Instruction: Each line from the one that holds "What data populates" to the end of the records is to be retyped exactly. Pictures are not part of the copy.

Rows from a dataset
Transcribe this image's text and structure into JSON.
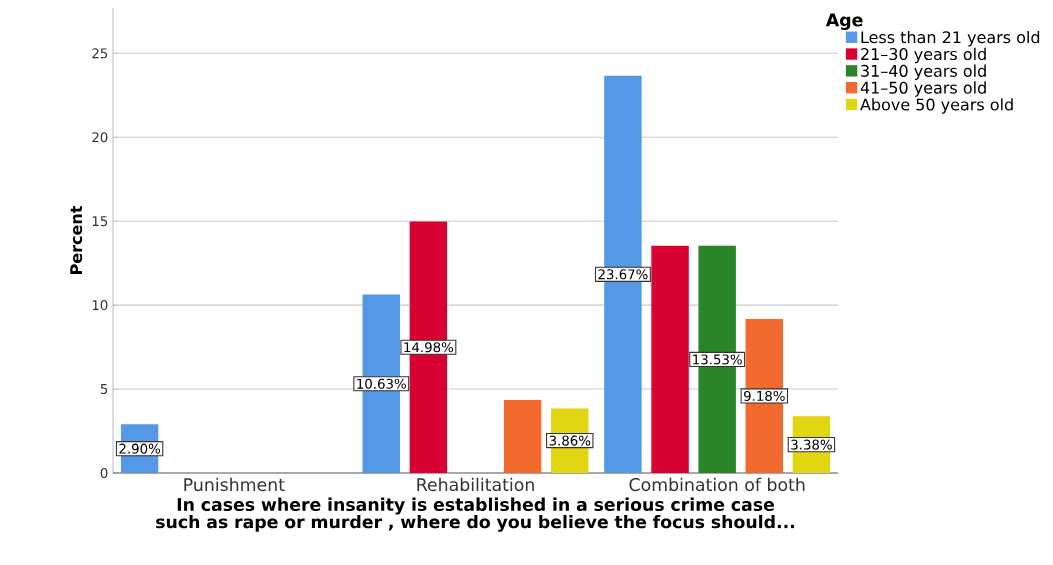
{
  "chart_data": {
    "type": "bar",
    "xlabel": "In cases where insanity is established in a serious crime case such as rape or murder , where do you believe the focus should...",
    "ylabel": "Percent",
    "legend_title": "Age",
    "categories": [
      "Punishment",
      "Rehabilitation",
      "Combination of both"
    ],
    "series": [
      {
        "name": "Less than 21 years old",
        "color": "#5599e6",
        "values": [
          2.9,
          10.63,
          23.67
        ],
        "value_labels": [
          "2.90%",
          "10.63%",
          "23.67%"
        ]
      },
      {
        "name": "21–30 years old",
        "color": "#d70132",
        "values": [
          0,
          14.98,
          13.53
        ],
        "value_labels": [
          null,
          "14.98%",
          null
        ]
      },
      {
        "name": "31–40 years old",
        "color": "#2a8529",
        "values": [
          0,
          0,
          13.53
        ],
        "value_labels": [
          null,
          null,
          "13.53%"
        ]
      },
      {
        "name": "41–50 years old",
        "color": "#f26a2d",
        "values": [
          0,
          4.35,
          9.18
        ],
        "value_labels": [
          null,
          null,
          "9.18%"
        ]
      },
      {
        "name": "Above 50 years old",
        "color": "#e2d511",
        "values": [
          0,
          3.86,
          3.38
        ],
        "value_labels": [
          null,
          "3.86%",
          "3.38%"
        ]
      }
    ],
    "ylim": [
      0,
      27.7
    ],
    "yticks": [
      0,
      5,
      10,
      15,
      20,
      25
    ],
    "grid": "y",
    "legend": "top right"
  }
}
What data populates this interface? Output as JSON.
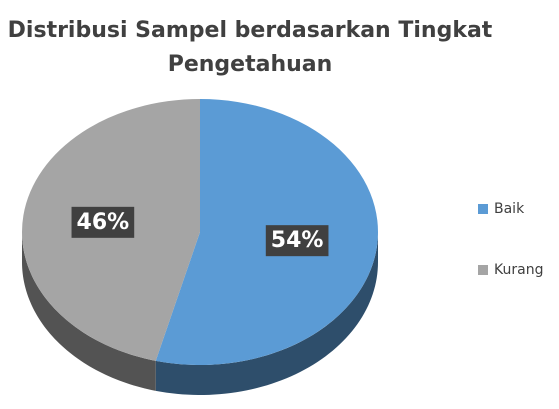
{
  "chart_data": {
    "type": "pie",
    "title": "Distribusi Sampel berdasarkan Tingkat Pengetahuan",
    "categories": [
      "Baik",
      "Kurang"
    ],
    "values": [
      54,
      46
    ],
    "value_labels": [
      "54%",
      "46%"
    ],
    "colors": [
      "#5b9bd5",
      "#a5a5a5"
    ],
    "legend": "right"
  }
}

Result for this exercise:
What data populates this interface? Output as JSON.
{
  "chart_data": {
    "type": "pie",
    "title": "Distribusi Sampel berdasarkan Tingkat Pengetahuan",
    "categories": [
      "Baik",
      "Kurang"
    ],
    "values": [
      54,
      46
    ],
    "value_labels": [
      "54%",
      "46%"
    ],
    "colors": [
      "#5b9bd5",
      "#a5a5a5"
    ],
    "legend": "right"
  }
}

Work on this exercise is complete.